**Things to do**
- 1) In the passage on the carbon-neutral grid transition, reproduce the part starting at "Other challenges include" and ending at "at every level.", substituting "ratepayer" for "consumer".
- 2) Condense the paragraph of the carbon-neutral grid passage that begins "Adapting the regional grid" into a single shorter sentence that keeps its main facts.

Chief among the challenges to making the transition is balancing load on the grid, meaning matching supply to fluctuating (and likely increasing) demand. One piece of the load challenge is storing energy from renewables so the grid can handle extreme events in the absence of the steady power provided by fossil fuels. Answers could come from grid-scale batteries and other options, such as pumped hydropower. The latter uses wind or solar to lift water to a higher elevation in a kind of large-scale battery of stored water, from which water can later be released. Gravity does the work as the water flows through a hydropower generator to generate electricity. Limitations on water availability could be a factor, though.
One regional opportunity for renewable energy that can provide steady power without the need for grid-scale batteries is geothermal, which takes advantage of the elevated temperatures beneath much of the I-WEST region. Although current technology and economics have limited the deployment of geothermal energy in the region, new technologies are being explored and developed that could significantly increase the use of geothermal in getting the region to carbon neutrality.
Other challenges include limited transmission capability to move electricity from new sources to end users. Another is the lack of a region-wide pricing structure, which leads to perhaps the biggest factor in the switch to carbon-neutral energy: cost. Economics will drive every decision. Many of the costs to deploy these new technologies will be passed to the consumer through rates, and regulating bodies must approve those rates. That doesn’t mean everyone’s electric bill is going to jump sky high—electric utilities routinely make new investments that are paid off by rates—but solving these issues will require new approaches at every level.
Adapting the regional grid to these challenges will require careful, system-wide planning. Los Alamos, which has decades of experience researching the grid’s vulnerabilities and optimizing its structure and operation to maintain grid resiliency, is well positioned to lead this part of the I-WEST initiative in partnership with stakeholders across the region.
“It won’t be one single technology that gets us to carbon neutrality,” Ewers said. “It will be a range of solutions.”

**Data listing**
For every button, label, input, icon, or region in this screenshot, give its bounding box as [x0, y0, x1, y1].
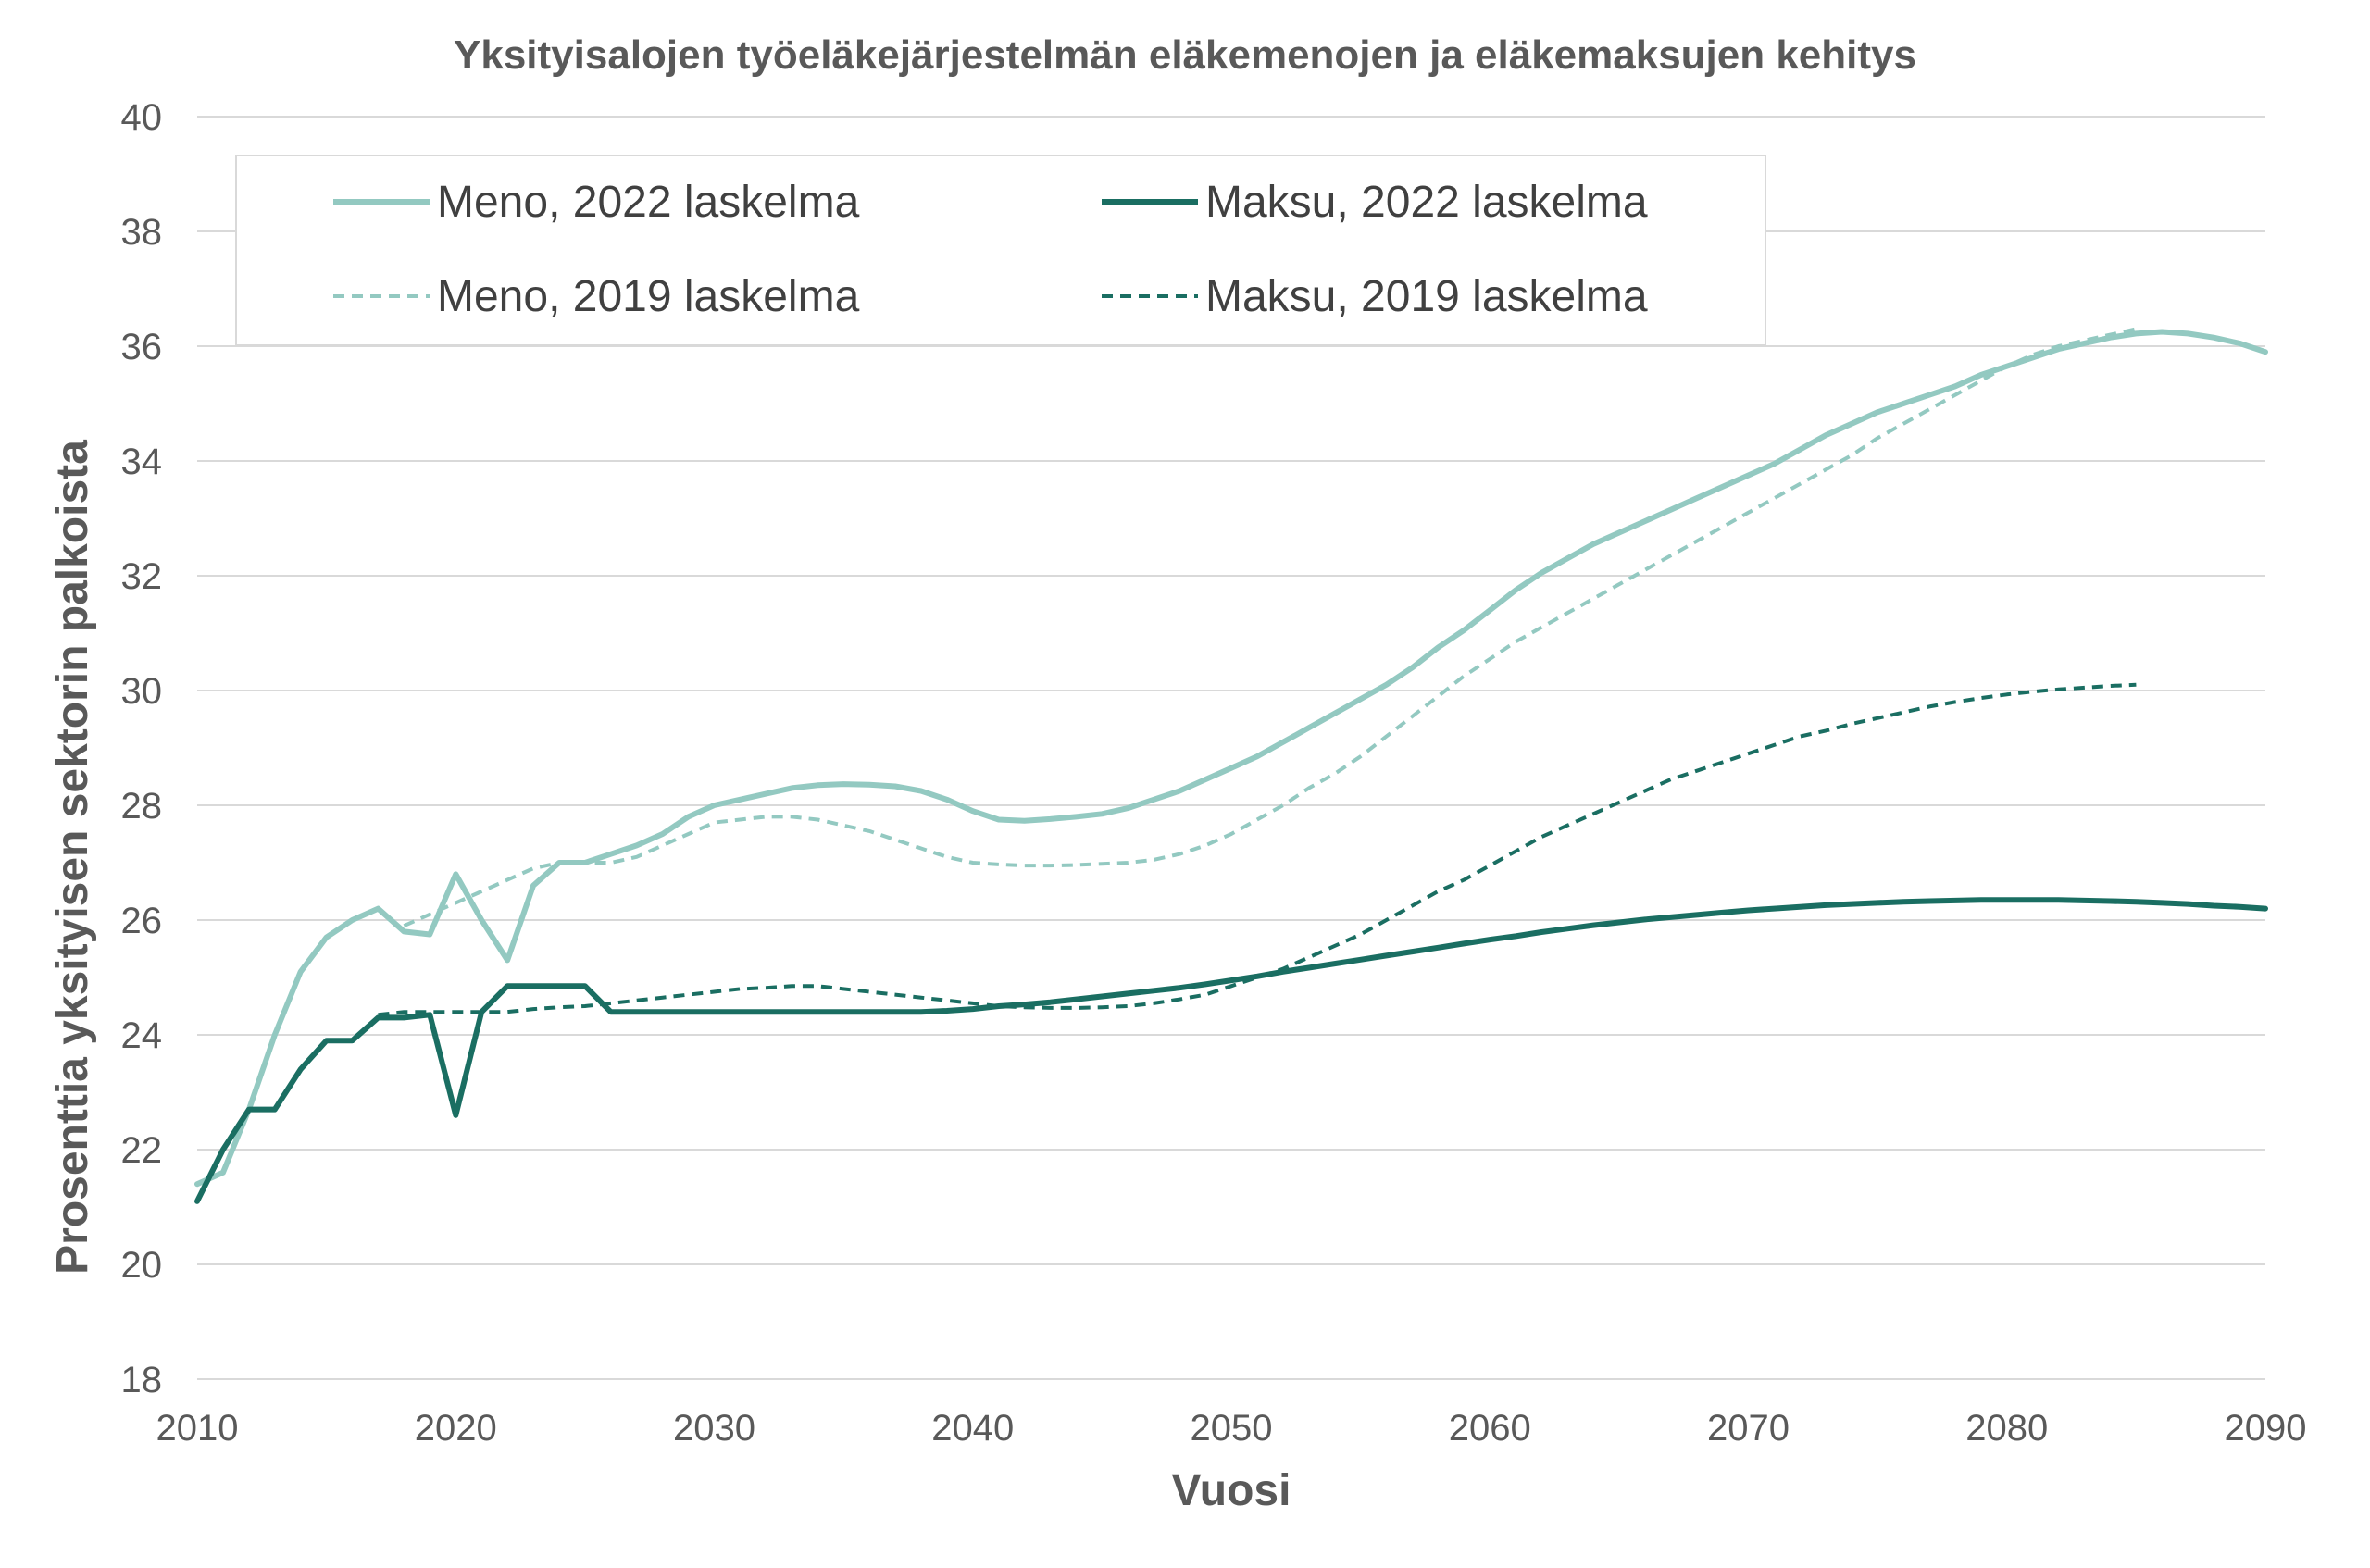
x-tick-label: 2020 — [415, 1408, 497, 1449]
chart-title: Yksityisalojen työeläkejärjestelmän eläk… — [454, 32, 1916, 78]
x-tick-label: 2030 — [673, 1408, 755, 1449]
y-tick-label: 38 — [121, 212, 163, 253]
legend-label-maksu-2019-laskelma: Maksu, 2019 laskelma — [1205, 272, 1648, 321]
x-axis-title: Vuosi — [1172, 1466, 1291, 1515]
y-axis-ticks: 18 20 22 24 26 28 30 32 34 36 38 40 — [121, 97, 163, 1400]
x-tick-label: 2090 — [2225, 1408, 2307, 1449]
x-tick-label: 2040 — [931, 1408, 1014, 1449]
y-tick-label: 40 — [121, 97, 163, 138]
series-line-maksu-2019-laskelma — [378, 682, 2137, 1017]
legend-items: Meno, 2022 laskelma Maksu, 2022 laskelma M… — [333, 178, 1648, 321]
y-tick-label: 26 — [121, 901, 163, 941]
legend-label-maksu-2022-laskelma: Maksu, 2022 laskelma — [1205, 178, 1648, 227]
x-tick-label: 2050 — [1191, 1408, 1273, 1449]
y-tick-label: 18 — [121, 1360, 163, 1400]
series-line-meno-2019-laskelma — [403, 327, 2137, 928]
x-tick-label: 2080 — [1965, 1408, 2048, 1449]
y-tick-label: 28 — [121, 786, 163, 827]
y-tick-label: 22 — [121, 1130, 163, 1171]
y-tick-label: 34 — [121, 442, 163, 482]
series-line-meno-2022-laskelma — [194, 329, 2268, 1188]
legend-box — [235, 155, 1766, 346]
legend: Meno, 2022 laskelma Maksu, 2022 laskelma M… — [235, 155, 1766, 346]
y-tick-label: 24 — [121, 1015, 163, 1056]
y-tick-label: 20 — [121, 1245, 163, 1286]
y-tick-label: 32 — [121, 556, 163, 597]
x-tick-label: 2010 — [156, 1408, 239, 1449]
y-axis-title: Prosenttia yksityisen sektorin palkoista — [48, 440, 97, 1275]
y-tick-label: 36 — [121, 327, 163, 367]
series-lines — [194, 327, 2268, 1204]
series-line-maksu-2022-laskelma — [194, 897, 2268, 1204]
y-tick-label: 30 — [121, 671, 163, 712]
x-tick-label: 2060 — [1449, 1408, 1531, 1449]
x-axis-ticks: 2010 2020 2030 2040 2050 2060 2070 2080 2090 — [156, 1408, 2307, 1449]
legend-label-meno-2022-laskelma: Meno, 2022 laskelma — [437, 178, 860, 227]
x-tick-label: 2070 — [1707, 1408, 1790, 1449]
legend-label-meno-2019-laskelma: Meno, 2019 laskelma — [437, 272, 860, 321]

**Results for each task**
- 1)
Other challenges include limited transmission capability to move electricity from new sources to end users. Another is the lack of a region-wide pricing structure, which leads to perhaps the biggest factor in the switch to carbon-neutral energy: cost. Economics will drive every decision. Many of the costs to deploy these new technologies will be passed to the ratepayer through rates, and regulating bodies must approve those rates. That doesn’t mean everyone’s electric bill is going to jump sky high—electric utilities routinely make new investments that are paid off by rates—but solving these issues will require new approaches at every level.

- 2) Meeting these challenges requires careful, system-wide grid planning, and Los Alamos, with decades of experience researching grid vulnerabilities and optimizing grid structure and operation for resiliency, is well positioned to lead this part of the I-WEST initiative with stakeholders across the region.